Every record here needs to be written out again exactly.
** start of Exercise inputs **
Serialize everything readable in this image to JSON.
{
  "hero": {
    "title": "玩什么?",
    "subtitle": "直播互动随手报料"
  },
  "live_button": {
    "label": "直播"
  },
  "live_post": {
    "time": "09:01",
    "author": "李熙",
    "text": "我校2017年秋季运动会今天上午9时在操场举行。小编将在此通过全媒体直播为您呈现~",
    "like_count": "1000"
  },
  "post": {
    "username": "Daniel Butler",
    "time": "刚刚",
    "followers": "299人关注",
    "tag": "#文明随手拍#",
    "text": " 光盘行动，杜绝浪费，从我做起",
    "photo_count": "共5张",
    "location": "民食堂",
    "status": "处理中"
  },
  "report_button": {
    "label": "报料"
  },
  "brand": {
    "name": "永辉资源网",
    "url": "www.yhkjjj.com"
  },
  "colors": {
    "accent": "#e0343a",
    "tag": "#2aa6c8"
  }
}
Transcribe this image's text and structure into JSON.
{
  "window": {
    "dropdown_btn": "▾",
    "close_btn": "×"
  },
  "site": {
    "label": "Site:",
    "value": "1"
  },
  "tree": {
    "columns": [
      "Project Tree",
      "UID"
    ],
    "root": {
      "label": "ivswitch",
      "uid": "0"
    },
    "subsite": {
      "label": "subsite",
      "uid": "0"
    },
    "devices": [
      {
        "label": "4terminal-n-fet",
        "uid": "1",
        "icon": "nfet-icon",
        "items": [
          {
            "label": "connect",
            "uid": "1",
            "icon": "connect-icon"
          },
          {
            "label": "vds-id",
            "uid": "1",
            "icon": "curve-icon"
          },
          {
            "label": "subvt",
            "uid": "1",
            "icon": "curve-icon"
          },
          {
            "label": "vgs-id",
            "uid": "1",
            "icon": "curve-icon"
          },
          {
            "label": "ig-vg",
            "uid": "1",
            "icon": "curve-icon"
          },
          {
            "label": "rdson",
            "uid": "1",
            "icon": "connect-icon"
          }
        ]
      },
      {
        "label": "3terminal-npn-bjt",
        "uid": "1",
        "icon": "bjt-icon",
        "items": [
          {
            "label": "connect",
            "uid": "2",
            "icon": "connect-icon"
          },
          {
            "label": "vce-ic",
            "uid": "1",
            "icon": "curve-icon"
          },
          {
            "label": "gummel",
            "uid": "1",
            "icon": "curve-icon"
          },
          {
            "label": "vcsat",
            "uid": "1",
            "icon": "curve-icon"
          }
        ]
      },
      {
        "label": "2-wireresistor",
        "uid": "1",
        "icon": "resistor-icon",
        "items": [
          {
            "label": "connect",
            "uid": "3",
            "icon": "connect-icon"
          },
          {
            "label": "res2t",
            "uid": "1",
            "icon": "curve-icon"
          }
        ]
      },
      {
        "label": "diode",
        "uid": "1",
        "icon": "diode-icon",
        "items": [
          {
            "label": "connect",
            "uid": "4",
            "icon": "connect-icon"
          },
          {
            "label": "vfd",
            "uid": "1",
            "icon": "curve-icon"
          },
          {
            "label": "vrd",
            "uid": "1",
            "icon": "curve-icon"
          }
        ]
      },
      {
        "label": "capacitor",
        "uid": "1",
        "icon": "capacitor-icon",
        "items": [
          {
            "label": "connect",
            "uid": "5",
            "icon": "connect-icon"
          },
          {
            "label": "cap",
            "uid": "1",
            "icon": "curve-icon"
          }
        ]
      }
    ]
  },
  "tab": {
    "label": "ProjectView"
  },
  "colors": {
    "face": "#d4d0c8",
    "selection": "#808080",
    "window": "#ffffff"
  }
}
** end of Exercise inputs **
*Answer for this exercise*
Serialize everything readable in this image to JSON.
{
  "hero": {
    "title": "玩什么?",
    "subtitle": "直播互动随手报料"
  },
  "live_button": {
    "label": "直播"
  },
  "live_post": {
    "time": "09:01",
    "author": "李熙",
    "text": "我校2017年秋季运动会今天上午9时在操场举行。小编将在此通过全媒体直播为您呈现~",
    "like_count": "1000"
  },
  "post": {
    "username": "Daniel Butler",
    "time": "刚刚",
    "followers": "299人关注",
    "tag": "#文明随手拍#",
    "text": " 光盘行动，杜绝浪费，从我做起",
    "photo_count": "共5张",
    "location": "民食堂",
    "status": "处理中"
  },
  "report_button": {
    "label": "报料"
  },
  "brand": {
    "name": "永辉资源网",
    "url": "www.yhkjjj.com"
  },
  "colors": {
    "accent": "#e0343a",
    "tag": "#2aa6c8"
  }
}
Transcribe this image's text and structure into JSON.
{
  "window": {
    "dropdown_btn": "▾",
    "close_btn": "×"
  },
  "site": {
    "label": "Site:",
    "value": "1"
  },
  "tree": {
    "columns": [
      "Project Tree",
      "UID"
    ],
    "root": {
      "label": "ivswitch",
      "uid": "0"
    },
    "subsite": {
      "label": "subsite",
      "uid": "0"
    },
    "devices": [
      {
        "label": "4terminal-n-fet",
        "uid": "1",
        "icon": "nfet-icon",
        "items": [
          {
            "label": "connect",
            "uid": "1",
            "icon": "connect-icon"
          },
          {
            "label": "vds-id",
            "uid": "1",
            "icon": "curve-icon"
          },
          {
            "label": "subvt",
            "uid": "1",
            "icon": "curve-icon"
          },
          {
            "label": "vgs-id",
            "uid": "1",
            "icon": "curve-icon"
          },
          {
            "label": "ig-vg",
            "uid": "1",
            "icon": "curve-icon"
          },
          {
            "label": "rdson",
            "uid": "1",
            "icon": "connect-icon"
          }
        ]
      },
      {
        "label": "3terminal-npn-bjt",
        "uid": "1",
        "icon": "bjt-icon",
        "items": [
          {
            "label": "connect",
            "uid": "2",
            "icon": "connect-icon"
          },
          {
            "label": "vce-ic",
            "uid": "1",
            "icon": "curve-icon"
          },
          {
            "label": "gummel",
            "uid": "1",
            "icon": "curve-icon"
          },
          {
            "label": "vcsat",
            "uid": "1",
            "icon": "curve-icon"
          }
        ]
      },
      {
        "label": "2-wireresistor",
        "uid": "1",
        "icon": "resistor-icon",
        "items": [
          {
            "label": "connect",
            "uid": "3",
            "icon": "connect-icon"
          },
          {
            "label": "res2t",
            "uid": "1",
            "icon": "curve-icon"
          }
        ]
      },
      {
        "label": "diode",
        "uid": "1",
        "icon": "diode-icon",
        "items": [
          {
            "label": "connect",
            "uid": "4",
            "icon": "connect-icon"
          },
          {
            "label": "vfd",
            "uid": "1",
            "icon": "curve-icon"
          },
          {
            "label": "vrd",
            "uid": "1",
            "icon": "curve-icon"
          }
        ]
      },
      {
        "label": "capacitor",
        "uid": "1",
        "icon": "capacitor-icon",
        "items": [
          {
            "label": "connect",
            "uid": "5",
            "icon": "connect-icon"
          },
          {
            "label": "cap",
            "uid": "1",
            "icon": "curve-icon"
          }
        ]
      }
    ]
  },
  "tab": {
    "label": "ProjectView"
  },
  "colors": {
    "face": "#d4d0c8",
    "selection": "#808080",
    "window": "#ffffff"
  }
}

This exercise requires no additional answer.